Problem requirements
Transcribe every line exactly. Leave the pictures behind.

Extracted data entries
__________________________________________________

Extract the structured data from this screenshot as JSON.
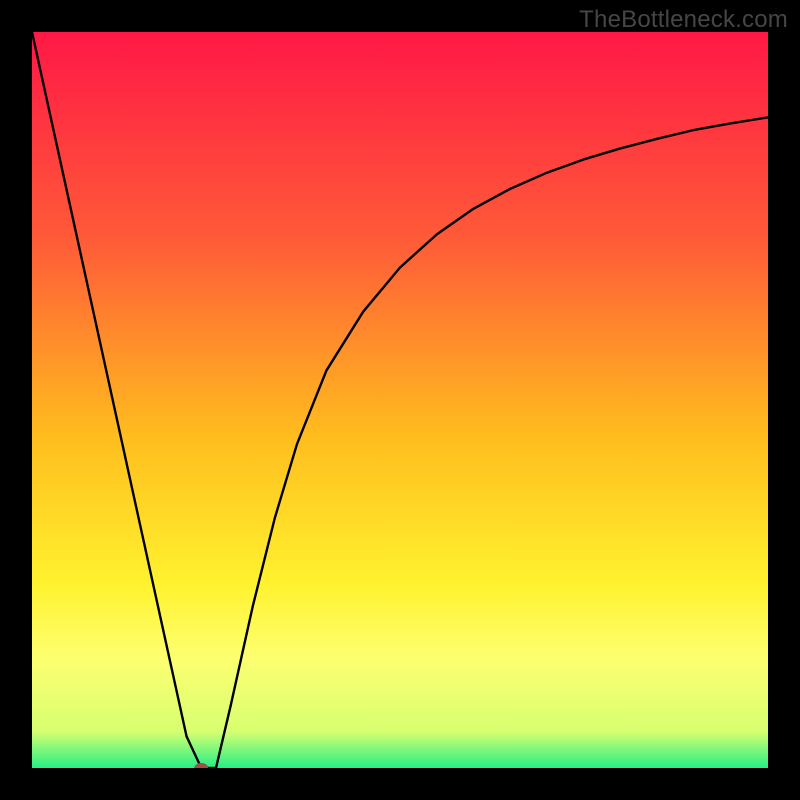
{
  "watermark": "TheBottleneck.com",
  "chart_data": {
    "type": "line",
    "title": "",
    "xlabel": "",
    "ylabel": "",
    "xlim": [
      0,
      100
    ],
    "ylim": [
      0,
      100
    ],
    "grid": false,
    "legend": false,
    "series": [
      {
        "name": "curve",
        "x": [
          0,
          5,
          10,
          15,
          17,
          19,
          21,
          23,
          24,
          25,
          27,
          30,
          33,
          36,
          40,
          45,
          50,
          55,
          60,
          65,
          70,
          75,
          80,
          85,
          90,
          95,
          100
        ],
        "values": [
          100,
          77.2,
          54.4,
          31.6,
          22.5,
          13.4,
          4.3,
          0,
          0,
          0,
          8.5,
          22,
          34,
          44,
          54,
          62,
          68,
          72.5,
          76,
          78.7,
          80.9,
          82.7,
          84.2,
          85.5,
          86.7,
          87.6,
          88.4
        ],
        "color": "#000000"
      }
    ],
    "marker": {
      "x": 23,
      "y": 0,
      "color": "#a05048",
      "shape": "ellipse"
    },
    "background_gradient": {
      "type": "vertical",
      "stops": [
        {
          "pos": 0.0,
          "color": "#ff1846"
        },
        {
          "pos": 0.28,
          "color": "#ff5a38"
        },
        {
          "pos": 0.55,
          "color": "#ffbd1e"
        },
        {
          "pos": 0.75,
          "color": "#fff22e"
        },
        {
          "pos": 0.85,
          "color": "#fdff70"
        },
        {
          "pos": 0.95,
          "color": "#d7ff70"
        },
        {
          "pos": 1.0,
          "color": "#26ef86"
        }
      ]
    }
  }
}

__________________________________________________

Response below
Extract the structured data from this screenshot as JSON.
{
  "watermark": "TheBottleneck.com",
  "chart_data": {
    "type": "line",
    "title": "",
    "xlabel": "",
    "ylabel": "",
    "xlim": [
      0,
      100
    ],
    "ylim": [
      0,
      100
    ],
    "grid": false,
    "legend": false,
    "series": [
      {
        "name": "curve",
        "x": [
          0,
          5,
          10,
          15,
          17,
          19,
          21,
          23,
          24,
          25,
          27,
          30,
          33,
          36,
          40,
          45,
          50,
          55,
          60,
          65,
          70,
          75,
          80,
          85,
          90,
          95,
          100
        ],
        "values": [
          100,
          77.2,
          54.4,
          31.6,
          22.5,
          13.4,
          4.3,
          0,
          0,
          0,
          8.5,
          22,
          34,
          44,
          54,
          62,
          68,
          72.5,
          76,
          78.7,
          80.9,
          82.7,
          84.2,
          85.5,
          86.7,
          87.6,
          88.4
        ],
        "color": "#000000"
      }
    ],
    "marker": {
      "x": 23,
      "y": 0,
      "color": "#a05048",
      "shape": "ellipse"
    },
    "background_gradient": {
      "type": "vertical",
      "stops": [
        {
          "pos": 0.0,
          "color": "#ff1846"
        },
        {
          "pos": 0.28,
          "color": "#ff5a38"
        },
        {
          "pos": 0.55,
          "color": "#ffbd1e"
        },
        {
          "pos": 0.75,
          "color": "#fff22e"
        },
        {
          "pos": 0.85,
          "color": "#fdff70"
        },
        {
          "pos": 0.95,
          "color": "#d7ff70"
        },
        {
          "pos": 1.0,
          "color": "#26ef86"
        }
      ]
    }
  }
}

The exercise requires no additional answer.